Beginning at the line that contains "Output the text content of this document." and ending at the last line of the entries, write out each line exactly; include nothing outside that span.

BEGIN Task inputs

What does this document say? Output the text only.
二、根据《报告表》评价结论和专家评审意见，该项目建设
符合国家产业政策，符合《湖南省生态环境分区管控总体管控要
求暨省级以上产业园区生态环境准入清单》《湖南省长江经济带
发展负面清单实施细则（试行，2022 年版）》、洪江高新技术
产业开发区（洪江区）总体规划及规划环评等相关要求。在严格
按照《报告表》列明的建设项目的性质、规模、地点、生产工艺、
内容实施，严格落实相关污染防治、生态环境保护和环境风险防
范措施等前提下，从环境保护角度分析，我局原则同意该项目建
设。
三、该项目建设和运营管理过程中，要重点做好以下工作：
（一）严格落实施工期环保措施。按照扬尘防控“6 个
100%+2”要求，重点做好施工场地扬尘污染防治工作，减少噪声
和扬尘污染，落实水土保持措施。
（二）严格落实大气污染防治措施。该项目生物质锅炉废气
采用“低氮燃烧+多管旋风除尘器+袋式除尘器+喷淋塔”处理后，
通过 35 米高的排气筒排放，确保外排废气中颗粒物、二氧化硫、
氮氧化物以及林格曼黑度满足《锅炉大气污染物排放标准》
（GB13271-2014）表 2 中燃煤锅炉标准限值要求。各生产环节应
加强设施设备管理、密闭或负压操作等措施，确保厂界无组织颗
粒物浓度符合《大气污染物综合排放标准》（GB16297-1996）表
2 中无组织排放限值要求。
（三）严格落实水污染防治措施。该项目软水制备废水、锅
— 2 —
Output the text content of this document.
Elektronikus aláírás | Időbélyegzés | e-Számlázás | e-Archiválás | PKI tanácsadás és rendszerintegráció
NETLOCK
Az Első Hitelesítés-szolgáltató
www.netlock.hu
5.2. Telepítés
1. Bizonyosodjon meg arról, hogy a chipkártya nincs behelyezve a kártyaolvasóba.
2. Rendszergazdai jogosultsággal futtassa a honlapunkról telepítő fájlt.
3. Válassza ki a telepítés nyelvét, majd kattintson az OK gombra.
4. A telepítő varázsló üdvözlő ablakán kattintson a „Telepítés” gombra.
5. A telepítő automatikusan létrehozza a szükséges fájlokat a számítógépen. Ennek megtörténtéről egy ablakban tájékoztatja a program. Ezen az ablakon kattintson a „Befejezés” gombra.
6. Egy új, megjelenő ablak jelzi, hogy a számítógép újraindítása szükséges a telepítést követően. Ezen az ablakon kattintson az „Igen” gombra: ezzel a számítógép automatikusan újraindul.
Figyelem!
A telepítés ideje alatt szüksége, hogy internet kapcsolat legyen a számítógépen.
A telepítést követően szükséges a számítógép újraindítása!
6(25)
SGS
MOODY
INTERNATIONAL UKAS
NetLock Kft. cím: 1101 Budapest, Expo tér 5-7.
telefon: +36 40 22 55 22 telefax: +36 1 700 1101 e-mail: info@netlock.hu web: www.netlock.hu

END Task inputs

Answer to the task:
Output the text content of this document.
Elektronikus aláírás | Időbélyegzés | e-Számlázás | e-Archiválás | PKI tanácsadás és rendszerintegráció
NETLOCK
Az Első Hitelesítés-szolgáltató
www.netlock.hu
5.2. Telepítés
1. Bizonyosodjon meg arról, hogy a chipkártya nincs behelyezve a kártyaolvasóba.
2. Rendszergazdai jogosultsággal futtassa a honlapunkról telepítő fájlt.
3. Válassza ki a telepítés nyelvét, majd kattintson az OK gombra.
4. A telepítő varázsló üdvözlő ablakán kattintson a „Telepítés” gombra.
5. A telepítő automatikusan létrehozza a szükséges fájlokat a számítógépen. Ennek megtörténtéről egy ablakban tájékoztatja a program. Ezen az ablakon kattintson a „Befejezés” gombra.
6. Egy új, megjelenő ablak jelzi, hogy a számítógép újraindítása szükséges a telepítést követően. Ezen az ablakon kattintson az „Igen” gombra: ezzel a számítógép automatikusan újraindul.
Figyelem!
A telepítés ideje alatt szüksége, hogy internet kapcsolat legyen a számítógépen.
A telepítést követően szükséges a számítógép újraindítása!
6(25)
SGS
MOODY
INTERNATIONAL UKAS
NetLock Kft. cím: 1101 Budapest, Expo tér 5-7.
telefon: +36 40 22 55 22 telefax: +36 1 700 1101 e-mail: info@netlock.hu web: www.netlock.hu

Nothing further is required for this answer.